§ **Instrucción escrita 1**:
Responde según la fuente:
(a) ¿Cuántos hijos tuvo la mamá de quien escribe?
(b) ¿Qué no le gustaba hacer a quien escribe, aunque le gustaba salir?
(c) ¿A quién dice que se escribe esto?

§ **Fuente**:
════════
Esto no se lo escribo a mi amigo, que ya bastante sorprendido debe estar de enterarse de que me puse a llorar como una chiquilla ayer. Tampoco se lo escribo al resto de mis amigos, que seguramente pensarán que me estoy convirtiendo en alguna suerte de fanática al reaccionar así. Esto me lo escribo a mí, a mí porque me he dado cuenta de la suerte increíble que he tenido a lo largo de mi vida y porque me parece injusto que mi bienestar actual sea solo producto de la suerte y no de la sociedad. Yo tengo suerte porque nunca me han tocado, porque mi mamá, consciente del mundo asqueroso en el que vivimos, fue increíblemente protectora con sus tres hijos y exageró al cuidarnos. Pero ¿y las demás? Yo tuve suerte porque en el colegio tuve buenos amigos, porque cuando empecé a ir a mis primeras fiestas nunca estaba sola, nunca nadie se sobrepasó conmigo. Pero ¿y las demás? Yo tuve suerte porque era tímida, porque me gustaba salir pero no me gustaba tomar, porque entonces los chicos podían decirme muchas cosas pero no podían acusarme de puta, de fácil. Pero ¿y las demás?
════════
Extracto del conjunto de datos:

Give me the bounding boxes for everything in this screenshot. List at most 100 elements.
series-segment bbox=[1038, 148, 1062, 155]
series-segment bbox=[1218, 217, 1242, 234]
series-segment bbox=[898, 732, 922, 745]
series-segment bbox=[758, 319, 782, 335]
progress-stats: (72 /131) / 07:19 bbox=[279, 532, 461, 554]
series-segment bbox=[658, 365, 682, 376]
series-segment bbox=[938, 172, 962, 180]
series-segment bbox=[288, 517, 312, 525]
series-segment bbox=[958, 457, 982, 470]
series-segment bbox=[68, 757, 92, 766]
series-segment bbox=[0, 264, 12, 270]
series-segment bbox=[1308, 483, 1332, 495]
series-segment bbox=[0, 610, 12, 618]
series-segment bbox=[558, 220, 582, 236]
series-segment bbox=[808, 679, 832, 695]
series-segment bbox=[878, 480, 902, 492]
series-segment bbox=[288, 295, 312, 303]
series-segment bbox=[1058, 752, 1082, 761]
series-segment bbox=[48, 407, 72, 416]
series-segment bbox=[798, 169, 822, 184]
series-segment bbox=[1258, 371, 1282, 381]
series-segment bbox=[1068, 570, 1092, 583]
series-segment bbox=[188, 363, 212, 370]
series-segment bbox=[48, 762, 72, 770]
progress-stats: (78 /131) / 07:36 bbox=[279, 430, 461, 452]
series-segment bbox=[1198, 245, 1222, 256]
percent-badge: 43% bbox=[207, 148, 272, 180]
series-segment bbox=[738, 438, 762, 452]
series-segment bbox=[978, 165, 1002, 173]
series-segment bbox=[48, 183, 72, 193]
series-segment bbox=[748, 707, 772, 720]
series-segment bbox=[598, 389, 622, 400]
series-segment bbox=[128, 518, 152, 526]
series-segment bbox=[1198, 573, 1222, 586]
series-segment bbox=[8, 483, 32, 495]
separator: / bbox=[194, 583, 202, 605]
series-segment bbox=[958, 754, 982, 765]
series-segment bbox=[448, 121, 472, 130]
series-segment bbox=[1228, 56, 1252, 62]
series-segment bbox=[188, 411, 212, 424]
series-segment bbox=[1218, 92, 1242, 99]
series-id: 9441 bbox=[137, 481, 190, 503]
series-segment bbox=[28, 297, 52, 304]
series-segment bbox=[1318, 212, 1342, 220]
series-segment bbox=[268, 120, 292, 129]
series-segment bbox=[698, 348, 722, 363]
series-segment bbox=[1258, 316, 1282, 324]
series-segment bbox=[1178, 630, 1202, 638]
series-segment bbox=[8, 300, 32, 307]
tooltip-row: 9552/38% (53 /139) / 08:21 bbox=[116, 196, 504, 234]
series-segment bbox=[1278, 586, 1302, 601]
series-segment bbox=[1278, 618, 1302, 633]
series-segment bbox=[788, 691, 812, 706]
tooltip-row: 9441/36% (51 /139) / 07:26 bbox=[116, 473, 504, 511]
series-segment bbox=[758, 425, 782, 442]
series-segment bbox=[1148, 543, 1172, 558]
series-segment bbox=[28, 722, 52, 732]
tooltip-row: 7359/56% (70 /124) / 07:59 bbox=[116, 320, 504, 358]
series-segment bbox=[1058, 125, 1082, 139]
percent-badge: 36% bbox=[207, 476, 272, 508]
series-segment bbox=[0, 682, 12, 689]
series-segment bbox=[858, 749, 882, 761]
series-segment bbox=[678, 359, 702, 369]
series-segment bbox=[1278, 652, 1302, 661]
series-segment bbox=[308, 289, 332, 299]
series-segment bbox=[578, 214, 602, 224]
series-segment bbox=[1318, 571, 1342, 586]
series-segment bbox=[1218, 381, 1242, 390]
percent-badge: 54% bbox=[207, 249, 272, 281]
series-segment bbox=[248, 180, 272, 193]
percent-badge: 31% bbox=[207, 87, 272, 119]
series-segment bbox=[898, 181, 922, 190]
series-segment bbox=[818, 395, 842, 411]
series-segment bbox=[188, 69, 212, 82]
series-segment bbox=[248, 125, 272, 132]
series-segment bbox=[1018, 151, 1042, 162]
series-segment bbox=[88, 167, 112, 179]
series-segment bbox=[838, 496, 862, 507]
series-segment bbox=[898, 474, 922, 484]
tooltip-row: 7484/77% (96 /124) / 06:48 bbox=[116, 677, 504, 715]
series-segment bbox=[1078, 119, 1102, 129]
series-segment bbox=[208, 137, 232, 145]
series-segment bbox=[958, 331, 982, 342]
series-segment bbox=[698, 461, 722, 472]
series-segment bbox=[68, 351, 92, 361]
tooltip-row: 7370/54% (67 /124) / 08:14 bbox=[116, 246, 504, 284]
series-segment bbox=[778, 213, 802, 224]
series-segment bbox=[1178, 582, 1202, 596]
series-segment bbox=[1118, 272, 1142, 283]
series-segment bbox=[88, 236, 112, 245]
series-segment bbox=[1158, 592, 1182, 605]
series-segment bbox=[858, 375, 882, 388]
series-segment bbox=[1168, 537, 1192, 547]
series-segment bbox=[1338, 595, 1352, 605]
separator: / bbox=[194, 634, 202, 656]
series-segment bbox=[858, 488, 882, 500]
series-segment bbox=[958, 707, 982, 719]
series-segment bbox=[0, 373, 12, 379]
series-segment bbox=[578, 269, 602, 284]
════════
§ **Instrucción escrita 2**: Actualiza las filas desde la primera hasta la que contiene "series-segment bbox=[288, 295, 312, 303]", ambas incluidas, y cambia "series-segment" por "segmento-serie". Deja igual todo lo demás.

§ **Respuesta 1**:
(a) Tres hijos.
(b) Tomar.
(c) A sí misma.

§ **Respuesta 2**:
Give me the bounding boxes for everything in this screenshot. List at most 100 elements.
segmento-serie bbox=[1038, 148, 1062, 155]
segmento-serie bbox=[1218, 217, 1242, 234]
segmento-serie bbox=[898, 732, 922, 745]
segmento-serie bbox=[758, 319, 782, 335]
progress-stats: (72 /131) / 07:19 bbox=[279, 532, 461, 554]
segmento-serie bbox=[658, 365, 682, 376]
segmento-serie bbox=[938, 172, 962, 180]
segmento-serie bbox=[288, 517, 312, 525]
segmento-serie bbox=[958, 457, 982, 470]
segmento-serie bbox=[68, 757, 92, 766]
segmento-serie bbox=[0, 264, 12, 270]
segmento-serie bbox=[1308, 483, 1332, 495]
segmento-serie bbox=[0, 610, 12, 618]
segmento-serie bbox=[558, 220, 582, 236]
segmento-serie bbox=[808, 679, 832, 695]
segmento-serie bbox=[878, 480, 902, 492]
segmento-serie bbox=[288, 295, 312, 303]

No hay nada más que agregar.